## EXERCISE DESCRIPTION
Exactly as written, please set down all of the entries again, with no pictures.

## DATA SECTION
......
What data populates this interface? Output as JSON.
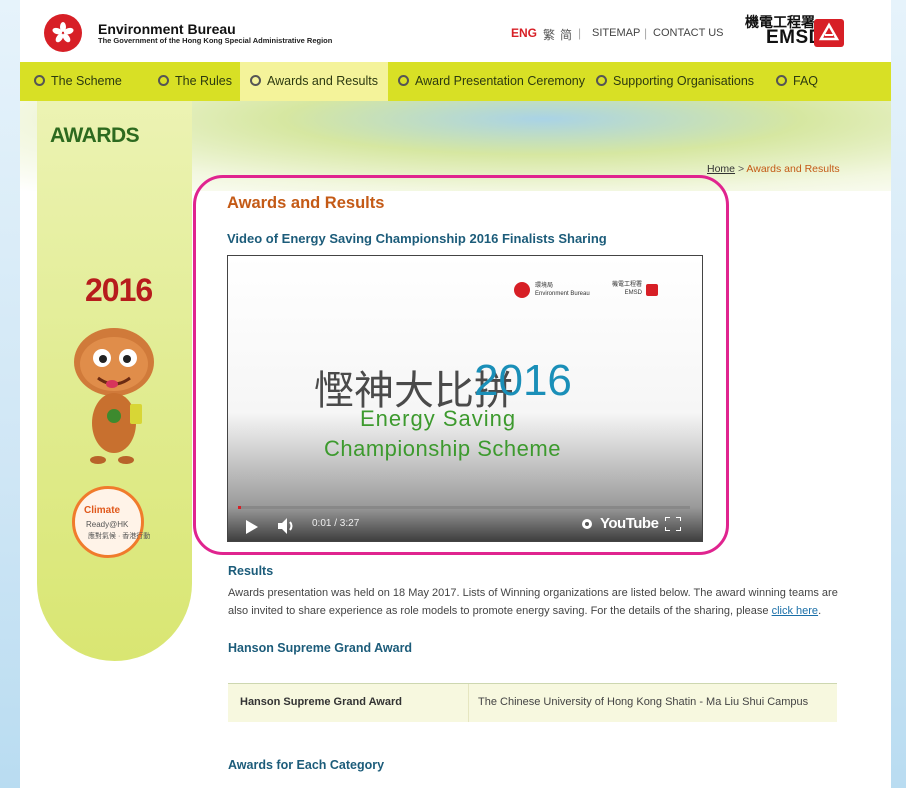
{
  "header": {
    "bureau_name": "Environment Bureau",
    "bureau_sub": "The Government of the Hong Kong Special Administrative Region",
    "lang_eng": "ENG",
    "lang_tc": "繁",
    "lang_sc": "简",
    "sitemap": "SITEMAP",
    "contact": "CONTACT US",
    "emsd_zh": "機電工程署",
    "emsd_en": "EMSD",
    "separator": "|"
  },
  "nav": {
    "items": [
      {
        "label": "The Scheme"
      },
      {
        "label": "The Rules"
      },
      {
        "label": "Awards and Results"
      },
      {
        "label": "Award Presentation Ceremony"
      },
      {
        "label": "Supporting Organisations"
      },
      {
        "label": "FAQ"
      }
    ],
    "active_index": 2
  },
  "sidebar": {
    "title": "AWARDS",
    "year": "2016",
    "climate_line1": "Climate",
    "climate_line2": "Ready@HK",
    "climate_line3": "應對氣候 · 香港行動"
  },
  "breadcrumb": {
    "home": "Home",
    "sep": ">",
    "current": "Awards and Results"
  },
  "main": {
    "page_title": "Awards and Results",
    "video_title": "Video of Energy Saving Championship 2016 Finalists Sharing",
    "video": {
      "logo1_zh": "環境局",
      "logo1_en": "Environment Bureau",
      "logo2_zh": "機電工程署",
      "logo2_en": "EMSD",
      "title_zh": "慳神大比拼",
      "title_year": "2016",
      "title_en_1": "Energy Saving",
      "title_en_2": "Championship Scheme",
      "time": "0:01 / 3:27",
      "youtube": "YouTube",
      "progress": 0.005
    },
    "results_heading": "Results",
    "results_text": "Awards presentation was held on 18 May 2017. Lists of Winning organizations are listed below. The award winning teams are also invited to share experience as role models to promote energy saving. For the details of the sharing, please ",
    "results_link": "click here",
    "results_end": ".",
    "grand_award_heading": "Hanson Supreme Grand Award",
    "grand_award_row": {
      "award": "Hanson Supreme Grand Award",
      "winner": "The Chinese University of Hong Kong Shatin - Ma Liu Shui Campus"
    },
    "category_heading": "Awards for Each Category"
  },
  "colors": {
    "nav_bg": "#d8e025",
    "nav_active": "#f4f39a",
    "title_orange": "#c45a16",
    "heading_blue": "#1c5c7a",
    "highlight": "#e0248f",
    "brand_red": "#d71f26"
  }
}
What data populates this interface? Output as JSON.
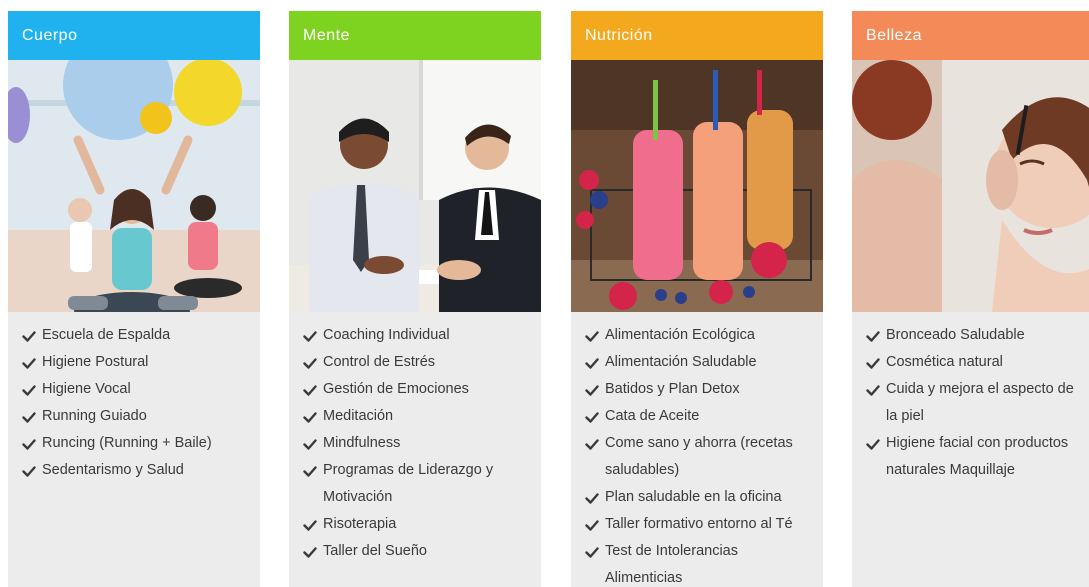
{
  "cards": [
    {
      "title": "Cuerpo",
      "color": "#1fb2ef",
      "image": "fitness-class-image",
      "items": [
        "Escuela de Espalda",
        "Higiene Postural",
        "Higiene Vocal",
        "Running Guiado",
        "Runcing (Running + Baile)",
        "Sedentarismo y Salud"
      ]
    },
    {
      "title": "Mente",
      "color": "#7ed321",
      "image": "business-meeting-image",
      "items": [
        "Coaching Individual",
        "Control de Estrés",
        "Gestión de Emociones",
        "Meditación",
        "Mindfulness",
        "Programas de Liderazgo y Motivación",
        "Risoterapia",
        "Taller del Sueño"
      ]
    },
    {
      "title": "Nutrición",
      "color": "#f4a81d",
      "image": "smoothies-image",
      "items": [
        "Alimentación Ecológica",
        "Alimentación Saludable",
        "Batidos y Plan Detox",
        "Cata de Aceite",
        "Come sano y ahorra (recetas saludables)",
        "Plan saludable en la oficina",
        "Taller formativo entorno al Té",
        "Test de Intolerancias Alimenticias"
      ]
    },
    {
      "title": "Belleza",
      "color": "#f48a57",
      "image": "makeup-image",
      "items": [
        "Bronceado Saludable",
        "Cosmética natural",
        "Cuida y mejora el aspecto de la piel",
        "Higiene facial con productos naturales Maquillaje"
      ]
    }
  ],
  "icons": {
    "bullet": "check-icon"
  }
}
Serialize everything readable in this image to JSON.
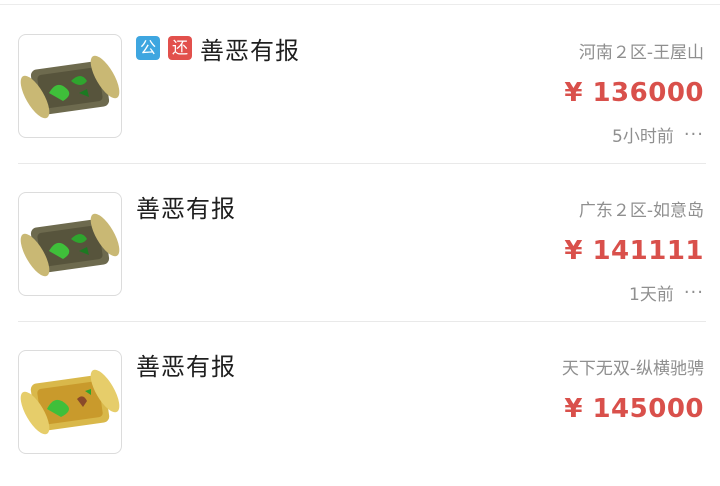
{
  "listings": [
    {
      "badges": [
        "公",
        "还"
      ],
      "title": "善恶有报",
      "server": "河南２区-王屋山",
      "price": "¥ 136000",
      "time": "5小时前",
      "more": "···",
      "scroll_style": "dark"
    },
    {
      "badges": [],
      "title": "善恶有报",
      "server": "广东２区-如意岛",
      "price": "¥ 141111",
      "time": "1天前",
      "more": "···",
      "scroll_style": "dark"
    },
    {
      "badges": [],
      "title": "善恶有报",
      "server": "天下无双-纵横驰骋",
      "price": "¥ 145000",
      "time": "",
      "more": "",
      "scroll_style": "gold"
    }
  ],
  "colors": {
    "price": "#d9504b",
    "badge_public": "#3ea6e0",
    "badge_return": "#e2504c",
    "muted_text": "#8f8f8f"
  },
  "icons": {
    "item_image": "scroll-icon",
    "more": "more-dots-icon"
  }
}
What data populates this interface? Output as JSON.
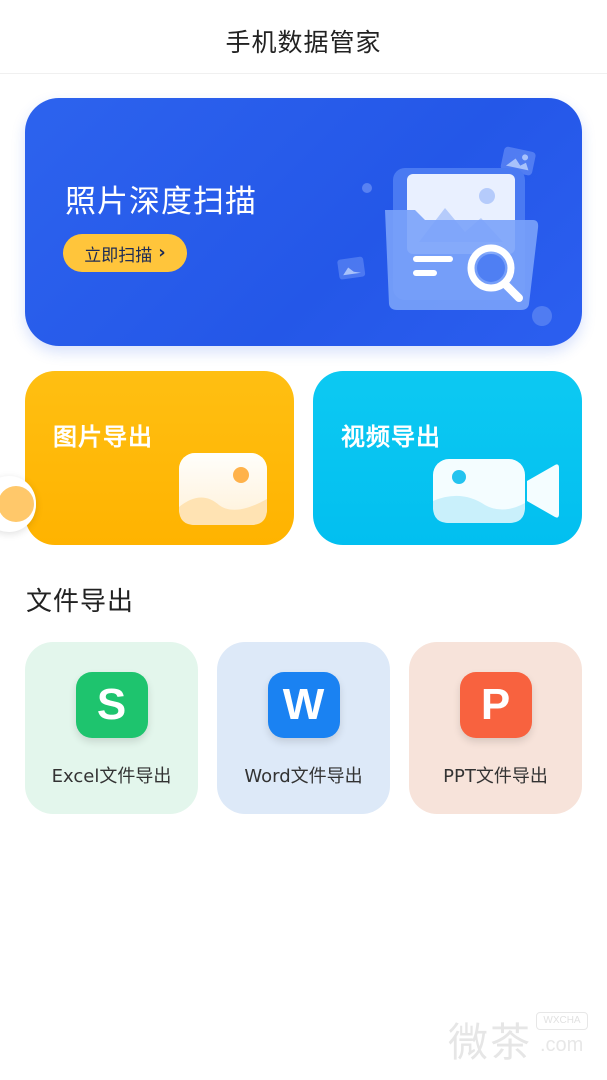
{
  "header": {
    "title": "手机数据管家"
  },
  "scan_card": {
    "title": "照片深度扫描",
    "button_label": "立即扫描",
    "button_chevron": "›"
  },
  "tiles": {
    "picture_export": {
      "label": "图片导出",
      "icon": "image-icon"
    },
    "video_export": {
      "label": "视频导出",
      "icon": "video-camera-icon"
    }
  },
  "file_section": {
    "title": "文件导出",
    "items": [
      {
        "label": "Excel文件导出",
        "glyph": "S",
        "icon": "excel-icon",
        "color": "#1ec46e"
      },
      {
        "label": "Word文件导出",
        "glyph": "W",
        "icon": "word-icon",
        "color": "#1a82f2"
      },
      {
        "label": "PPT文件导出",
        "glyph": "P",
        "icon": "ppt-icon",
        "color": "#f8623f"
      }
    ]
  },
  "watermark": {
    "cn": "微茶",
    "tag": "WXCHA",
    "domain": ".com"
  },
  "colors": {
    "scan_bg": "#2457e8",
    "button_yellow": "#ffc53b",
    "picture_tile": "#ffb300",
    "video_tile": "#02bff0"
  }
}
......
## EXERCISE ANSWER
What data populates this interface? Output as JSON.
{
  "header": {
    "bureau_name": "Environment Bureau",
    "bureau_sub": "The Government of the Hong Kong Special Administrative Region",
    "lang_eng": "ENG",
    "lang_tc": "繁",
    "lang_sc": "简",
    "sitemap": "SITEMAP",
    "contact": "CONTACT US",
    "emsd_zh": "機電工程署",
    "emsd_en": "EMSD",
    "separator": "|"
  },
  "nav": {
    "items": [
      {
        "label": "The Scheme"
      },
      {
        "label": "The Rules"
      },
      {
        "label": "Awards and Results"
      },
      {
        "label": "Award Presentation Ceremony"
      },
      {
        "label": "Supporting Organisations"
      },
      {
        "label": "FAQ"
      }
    ],
    "active_index": 2
  },
  "sidebar": {
    "title": "AWARDS",
    "year": "2016",
    "climate_line1": "Climate",
    "climate_line2": "Ready@HK",
    "climate_line3": "應對氣候 · 香港行動"
  },
  "breadcrumb": {
    "home": "Home",
    "sep": ">",
    "current": "Awards and Results"
  },
  "main": {
    "page_title": "Awards and Results",
    "video_title": "Video of Energy Saving Championship 2016 Finalists Sharing",
    "video": {
      "logo1_zh": "環境局",
      "logo1_en": "Environment Bureau",
      "logo2_zh": "機電工程署",
      "logo2_en": "EMSD",
      "title_zh": "慳神大比拼",
      "title_year": "2016",
      "title_en_1": "Energy Saving",
      "title_en_2": "Championship Scheme",
      "time": "0:01 / 3:27",
      "youtube": "YouTube",
      "progress": 0.005
    },
    "results_heading": "Results",
    "results_text": "Awards presentation was held on 18 May 2017. Lists of Winning organizations are listed below. The award winning teams are also invited to share experience as role models to promote energy saving. For the details of the sharing, please ",
    "results_link": "click here",
    "results_end": ".",
    "grand_award_heading": "Hanson Supreme Grand Award",
    "grand_award_row": {
      "award": "Hanson Supreme Grand Award",
      "winner": "The Chinese University of Hong Kong Shatin - Ma Liu Shui Campus"
    },
    "category_heading": "Awards for Each Category"
  },
  "colors": {
    "nav_bg": "#d8e025",
    "nav_active": "#f4f39a",
    "title_orange": "#c45a16",
    "heading_blue": "#1c5c7a",
    "highlight": "#e0248f",
    "brand_red": "#d71f26"
  }
}
What data populates this interface? Output as JSON.
{
  "cards": [
    {
      "title": "Cuerpo",
      "color": "#1fb2ef",
      "image": "fitness-class-image",
      "items": [
        "Escuela de Espalda",
        "Higiene Postural",
        "Higiene Vocal",
        "Running Guiado",
        "Runcing (Running + Baile)",
        "Sedentarismo y Salud"
      ]
    },
    {
      "title": "Mente",
      "color": "#7ed321",
      "image": "business-meeting-image",
      "items": [
        "Coaching Individual",
        "Control de Estrés",
        "Gestión de Emociones",
        "Meditación",
        "Mindfulness",
        "Programas de Liderazgo y Motivación",
        "Risoterapia",
        "Taller del Sueño"
      ]
    },
    {
      "title": "Nutrición",
      "color": "#f4a81d",
      "image": "smoothies-image",
      "items": [
        "Alimentación Ecológica",
        "Alimentación Saludable",
        "Batidos y Plan Detox",
        "Cata de Aceite",
        "Come sano y ahorra (recetas saludables)",
        "Plan saludable en la oficina",
        "Taller formativo entorno al Té",
        "Test de Intolerancias Alimenticias"
      ]
    },
    {
      "title": "Belleza",
      "color": "#f48a57",
      "image": "makeup-image",
      "items": [
        "Bronceado Saludable",
        "Cosmética natural",
        "Cuida y mejora el aspecto de la piel",
        "Higiene facial con productos naturales Maquillaje"
      ]
    }
  ],
  "icons": {
    "bullet": "check-icon"
  }
}
Serialize everything readable in this image to JSON.
{
  "listings": [
    {
      "badges": [
        "公",
        "还"
      ],
      "title": "善恶有报",
      "server": "河南２区-王屋山",
      "price": "¥ 136000",
      "time": "5小时前",
      "more": "···",
      "scroll_style": "dark"
    },
    {
      "badges": [],
      "title": "善恶有报",
      "server": "广东２区-如意岛",
      "price": "¥ 141111",
      "time": "1天前",
      "more": "···",
      "scroll_style": "dark"
    },
    {
      "badges": [],
      "title": "善恶有报",
      "server": "天下无双-纵横驰骋",
      "price": "¥ 145000",
      "time": "",
      "more": "",
      "scroll_style": "gold"
    }
  ],
  "colors": {
    "price": "#d9504b",
    "badge_public": "#3ea6e0",
    "badge_return": "#e2504c",
    "muted_text": "#8f8f8f"
  },
  "icons": {
    "item_image": "scroll-icon",
    "more": "more-dots-icon"
  }
}
What data populates this interface? Output as JSON.
{
  "header": {
    "title": "手机数据管家"
  },
  "scan_card": {
    "title": "照片深度扫描",
    "button_label": "立即扫描",
    "button_chevron": "›"
  },
  "tiles": {
    "picture_export": {
      "label": "图片导出",
      "icon": "image-icon"
    },
    "video_export": {
      "label": "视频导出",
      "icon": "video-camera-icon"
    }
  },
  "file_section": {
    "title": "文件导出",
    "items": [
      {
        "label": "Excel文件导出",
        "glyph": "S",
        "icon": "excel-icon",
        "color": "#1ec46e"
      },
      {
        "label": "Word文件导出",
        "glyph": "W",
        "icon": "word-icon",
        "color": "#1a82f2"
      },
      {
        "label": "PPT文件导出",
        "glyph": "P",
        "icon": "ppt-icon",
        "color": "#f8623f"
      }
    ]
  },
  "watermark": {
    "cn": "微茶",
    "tag": "WXCHA",
    "domain": ".com"
  },
  "colors": {
    "scan_bg": "#2457e8",
    "button_yellow": "#ffc53b",
    "picture_tile": "#ffb300",
    "video_tile": "#02bff0"
  }
}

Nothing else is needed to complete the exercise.